## Exercise task
Can you render each line of the listing below as a JSON list of strings, with one string per line and blank lines left out?

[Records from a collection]
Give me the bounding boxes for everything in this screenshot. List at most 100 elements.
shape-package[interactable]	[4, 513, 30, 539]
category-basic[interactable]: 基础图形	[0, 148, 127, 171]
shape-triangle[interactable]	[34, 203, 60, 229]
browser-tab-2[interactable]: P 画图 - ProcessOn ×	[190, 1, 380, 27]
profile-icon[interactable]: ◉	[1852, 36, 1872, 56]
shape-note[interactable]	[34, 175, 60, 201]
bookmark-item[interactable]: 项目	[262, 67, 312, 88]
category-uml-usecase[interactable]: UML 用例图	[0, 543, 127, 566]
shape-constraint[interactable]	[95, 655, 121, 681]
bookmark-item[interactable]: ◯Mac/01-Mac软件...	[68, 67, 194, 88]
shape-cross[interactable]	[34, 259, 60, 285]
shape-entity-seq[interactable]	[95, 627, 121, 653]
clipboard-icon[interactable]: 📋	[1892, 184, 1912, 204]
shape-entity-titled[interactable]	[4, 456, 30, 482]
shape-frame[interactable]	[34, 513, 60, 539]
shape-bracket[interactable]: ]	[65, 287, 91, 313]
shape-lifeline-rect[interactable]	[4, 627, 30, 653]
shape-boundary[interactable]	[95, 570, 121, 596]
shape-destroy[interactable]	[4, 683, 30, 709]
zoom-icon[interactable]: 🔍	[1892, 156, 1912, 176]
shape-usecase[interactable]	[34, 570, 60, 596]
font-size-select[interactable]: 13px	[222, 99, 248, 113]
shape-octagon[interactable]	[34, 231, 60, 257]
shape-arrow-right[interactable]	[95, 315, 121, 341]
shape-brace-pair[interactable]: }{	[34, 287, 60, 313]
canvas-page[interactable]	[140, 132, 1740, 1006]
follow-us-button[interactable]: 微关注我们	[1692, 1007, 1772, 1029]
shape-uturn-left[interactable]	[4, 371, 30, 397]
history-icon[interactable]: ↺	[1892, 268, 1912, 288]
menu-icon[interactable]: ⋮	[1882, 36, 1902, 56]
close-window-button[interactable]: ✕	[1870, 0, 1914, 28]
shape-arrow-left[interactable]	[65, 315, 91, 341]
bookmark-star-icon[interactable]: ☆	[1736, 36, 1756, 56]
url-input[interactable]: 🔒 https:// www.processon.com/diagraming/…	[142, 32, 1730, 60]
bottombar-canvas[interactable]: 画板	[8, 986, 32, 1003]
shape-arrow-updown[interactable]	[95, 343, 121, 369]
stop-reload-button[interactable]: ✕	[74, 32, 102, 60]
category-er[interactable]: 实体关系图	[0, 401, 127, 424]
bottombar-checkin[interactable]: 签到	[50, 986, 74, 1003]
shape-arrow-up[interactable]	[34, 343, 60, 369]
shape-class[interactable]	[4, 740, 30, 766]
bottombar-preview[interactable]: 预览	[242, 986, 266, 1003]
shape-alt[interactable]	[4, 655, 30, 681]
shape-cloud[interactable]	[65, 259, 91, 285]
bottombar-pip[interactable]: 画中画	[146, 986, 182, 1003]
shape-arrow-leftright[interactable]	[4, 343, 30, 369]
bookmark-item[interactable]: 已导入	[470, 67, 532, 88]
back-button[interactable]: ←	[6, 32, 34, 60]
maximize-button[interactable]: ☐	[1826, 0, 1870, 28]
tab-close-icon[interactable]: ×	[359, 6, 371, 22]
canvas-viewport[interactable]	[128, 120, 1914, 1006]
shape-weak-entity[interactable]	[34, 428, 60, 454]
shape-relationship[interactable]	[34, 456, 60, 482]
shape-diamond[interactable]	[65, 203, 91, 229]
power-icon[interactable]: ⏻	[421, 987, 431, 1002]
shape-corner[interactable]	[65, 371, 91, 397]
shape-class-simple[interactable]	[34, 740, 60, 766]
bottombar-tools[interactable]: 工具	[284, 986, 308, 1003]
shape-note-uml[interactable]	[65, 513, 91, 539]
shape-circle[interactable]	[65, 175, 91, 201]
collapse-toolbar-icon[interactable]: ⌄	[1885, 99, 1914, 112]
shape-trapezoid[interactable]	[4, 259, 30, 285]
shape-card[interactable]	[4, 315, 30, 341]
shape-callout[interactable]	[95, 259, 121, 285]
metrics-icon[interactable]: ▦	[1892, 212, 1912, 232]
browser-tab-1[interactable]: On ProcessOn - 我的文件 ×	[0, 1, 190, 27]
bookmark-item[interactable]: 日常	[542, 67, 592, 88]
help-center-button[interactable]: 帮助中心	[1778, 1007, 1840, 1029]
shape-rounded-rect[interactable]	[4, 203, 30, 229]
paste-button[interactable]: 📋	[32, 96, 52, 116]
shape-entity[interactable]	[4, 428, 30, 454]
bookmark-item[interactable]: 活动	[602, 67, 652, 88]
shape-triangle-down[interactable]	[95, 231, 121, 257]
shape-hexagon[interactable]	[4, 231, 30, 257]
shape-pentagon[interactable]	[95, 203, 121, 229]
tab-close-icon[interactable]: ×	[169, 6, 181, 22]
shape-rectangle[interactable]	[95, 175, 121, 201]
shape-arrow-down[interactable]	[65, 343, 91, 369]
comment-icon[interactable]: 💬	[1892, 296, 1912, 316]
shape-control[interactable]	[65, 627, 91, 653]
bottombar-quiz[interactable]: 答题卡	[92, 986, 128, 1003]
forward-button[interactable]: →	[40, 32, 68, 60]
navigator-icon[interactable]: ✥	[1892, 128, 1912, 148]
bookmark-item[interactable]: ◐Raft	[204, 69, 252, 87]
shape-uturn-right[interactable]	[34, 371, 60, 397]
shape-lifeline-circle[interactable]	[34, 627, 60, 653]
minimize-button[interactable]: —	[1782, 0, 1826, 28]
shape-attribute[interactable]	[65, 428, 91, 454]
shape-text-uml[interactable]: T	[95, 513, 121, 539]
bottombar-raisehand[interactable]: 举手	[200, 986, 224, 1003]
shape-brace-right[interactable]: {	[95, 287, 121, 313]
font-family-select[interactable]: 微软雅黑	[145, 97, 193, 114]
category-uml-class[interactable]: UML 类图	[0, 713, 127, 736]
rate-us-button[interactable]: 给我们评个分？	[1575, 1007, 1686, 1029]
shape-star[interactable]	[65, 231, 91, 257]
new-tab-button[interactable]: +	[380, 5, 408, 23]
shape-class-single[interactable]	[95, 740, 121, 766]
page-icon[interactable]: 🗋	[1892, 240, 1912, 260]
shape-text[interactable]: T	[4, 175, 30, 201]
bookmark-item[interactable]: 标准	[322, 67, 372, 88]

## The output
[
  "Give me the bounding boxes for everything in this screenshot. List at most 100 elements.",
  "shape-package[interactable]\t[4, 513, 30, 539]",
  "category-basic[interactable]: 基础图形\t[0, 148, 127, 171]",
  "shape-triangle[interactable]\t[34, 203, 60, 229]",
  "browser-tab-2[interactable]: P 画图 - ProcessOn ×\t[190, 1, 380, 27]",
  "profile-icon[interactable]: ◉\t[1852, 36, 1872, 56]",
  "shape-note[interactable]\t[34, 175, 60, 201]",
  "bookmark-item[interactable]: 项目\t[262, 67, 312, 88]",
  "category-uml-usecase[interactable]: UML 用例图\t[0, 543, 127, 566]",
  "shape-constraint[interactable]\t[95, 655, 121, 681]",
  "bookmark-item[interactable]: ◯Mac/01-Mac软件...\t[68, 67, 194, 88]",
  "shape-cross[interactable]\t[34, 259, 60, 285]",
  "shape-entity-seq[interactable]\t[95, 627, 121, 653]",
  "clipboard-icon[interactable]: 📋\t[1892, 184, 1912, 204]",
  "shape-entity-titled[interactable]\t[4, 456, 30, 482]",
  "shape-frame[interactable]\t[34, 513, 60, 539]",
  "shape-bracket[interactable]: ]\t[65, 287, 91, 313]",
  "shape-lifeline-rect[interactable]\t[4, 627, 30, 653]",
  "shape-boundary[interactable]\t[95, 570, 121, 596]",
  "shape-destroy[interactable]\t[4, 683, 30, 709]",
  "zoom-icon[interactable]: 🔍\t[1892, 156, 1912, 176]",
  "shape-usecase[interactable]\t[34, 570, 60, 596]",
  "font-size-select[interactable]: 13px\t[222, 99, 248, 113]",
  "shape-octagon[interactable]\t[34, 231, 60, 257]",
  "shape-arrow-right[interactable]\t[95, 315, 121, 341]",
  "shape-brace-pair[interactable]: }{\t[34, 287, 60, 313]",
  "canvas-page[interactable]\t[140, 132, 1740, 1006]",
  "follow-us-button[interactable]: 微关注我们\t[1692, 1007, 1772, 1029]",
  "shape-uturn-left[interactable]\t[4, 371, 30, 397]",
  "history-icon[interactable]: ↺\t[1892, 268, 1912, 288]",
  "menu-icon[interactable]: ⋮\t[1882, 36, 1902, 56]",
  "close-window-button[interactable]: ✕\t[1870, 0, 1914, 28]",
  "shape-arrow-left[interactable]\t[65, 315, 91, 341]",
  "bookmark-star-icon[interactable]: ☆\t[1736, 36, 1756, 56]",
  "url-input[interactable]: 🔒 https:// www.processon.com/diagraming/…\t[142, 32, 1730, 60]",
  "bottombar-canvas[interactable]: 画板\t[8, 986, 32, 1003]",
  "shape-arrow-updown[interactable]\t[95, 343, 121, 369]",
  "stop-reload-button[interactable]: ✕\t[74, 32, 102, 60]",
  "category-er[interactable]: 实体关系图\t[0, 401, 127, 424]",
  "bottombar-checkin[interactable]: 签到\t[50, 986, 74, 1003]",
  "shape-arrow-up[interactable]\t[34, 343, 60, 369]",
  "shape-class[interactable]\t[4, 740, 30, 766]",
  "bottombar-preview[interactable]: 预览\t[242, 986, 266, 1003]",
  "shape-alt[interactable]\t[4, 655, 30, 681]",
  "shape-cloud[interactable]\t[65, 259, 91, 285]",
  "bottombar-pip[interactable]: 画中画\t[146, 986, 182, 1003]",
  "shape-arrow-leftright[interactable]\t[4, 343, 30, 369]",
  "bookmark-item[interactable]: 已导入\t[470, 67, 532, 88]",
  "back-button[interactable]: ←\t[6, 32, 34, 60]",
  "maximize-button[interactable]: ☐\t[1826, 0, 1870, 28]",
  "tab-close-icon[interactable]: ×\t[359, 6, 371, 22]",
  "canvas-viewport[interactable]\t[128, 120, 1914, 1006]",
  "shape-weak-entity[interactable]\t[34, 428, 60, 454]",
  "shape-relationship[interactable]\t[34, 456, 60, 482]",
  "shape-diamond[interactable]\t[65, 203, 91, 229]",
  "power-icon[interactable]: ⏻\t[421, 987, 431, 1002]",
  "shape-corner[interactable]\t[65, 371, 91, 397]",
  "shape-class-simple[interactable]\t[34, 740, 60, 766]",
  "bottombar-tools[interactable]: 工具\t[284, 986, 308, 1003]",
  "shape-note-uml[interactable]\t[65, 513, 91, 539]",
  "shape-circle[interactable]\t[65, 175, 91, 201]",
  "collapse-toolbar-icon[interactable]: ⌄\t[1885, 99, 1914, 112]",
  "shape-trapezoid[interactable]\t[4, 259, 30, 285]",
  "shape-card[interactable]\t[4, 315, 30, 341]",
  "shape-callout[interactable]\t[95, 259, 121, 285]",
  "metrics-icon[interactable]: ▦\t[1892, 212, 1912, 232]",
  "browser-tab-1[interactable]: On ProcessOn - 我的文件 ×\t[0, 1, 190, 27]",
  "bookmark-item[interactable]: 日常\t[542, 67, 592, 88]",
  "help-center-button[interactable]: 帮助中心\t[1778, 1007, 1840, 1029]",
  "shape-rounded-rect[interactable]\t[4, 203, 30, 229]",
  "paste-button[interactable]: 📋\t[32, 96, 52, 116]",
  "shape-entity[interactable]\t[4, 428, 30, 454]",
  "bookmark-item[interactable]: 活动\t[602, 67, 652, 88]",
  "shape-triangle-down[interactable]\t[95, 231, 121, 257]",
  "shape-hexagon[interactable]\t[4, 231, 30, 257]",
  "shape-pentagon[interactable]\t[95, 203, 121, 229]",
  "tab-close-icon[interactable]: ×\t[169, 6, 181, 22]",
  "shape-rectangle[interactable]\t[95, 175, 121, 201]",
  "shape-arrow-down[interactable]\t[65, 343, 91, 369]",
  "comment-icon[interactable]: 💬\t[1892, 296, 1912, 316]",
  "shape-control[interactable]\t[65, 627, 91, 653]",
  "bottombar-quiz[interactable]: 答题卡\t[92, 986, 128, 1003]",
  "forward-button[interactable]: →\t[40, 32, 68, 60]",
  "navigator-icon[interactable]: ✥\t[1892, 128, 1912, 148]",
  "bookmark-item[interactable]: ◐Raft\t[204, 69, 252, 87]",
  "shape-uturn-right[interactable]\t[34, 371, 60, 397]",
  "shape-lifeline-circle[interactable]\t[34, 627, 60, 653]",
  "minimize-button[interactable]: —\t[1782, 0, 1826, 28]",
  "shape-attribute[interactable]\t[65, 428, 91, 454]",
  "shape-text-uml[interactable]: T\t[95, 513, 121, 539]",
  "bottombar-raisehand[interactable]: 举手\t[200, 986, 224, 1003]",
  "shape-brace-right[interactable]: {\t[95, 287, 121, 313]",
  "font-family-select[interactable]: 微软雅黑\t[145, 97, 193, 114]",
  "category-uml-class[interactable]: UML 类图\t[0, 713, 127, 736]",
  "rate-us-button[interactable]: 给我们评个分？\t[1575, 1007, 1686, 1029]",
  "shape-star[interactable]\t[65, 231, 91, 257]",
  "new-tab-button[interactable]: +\t[380, 5, 408, 23]",
  "shape-class-single[interactable]\t[95, 740, 121, 766]",
  "page-icon[interactable]: 🗋\t[1892, 240, 1912, 260]",
  "shape-text[interactable]: T\t[4, 175, 30, 201]",
  "bookmark-item[interactable]: 标准\t[322, 67, 372, 88]"
]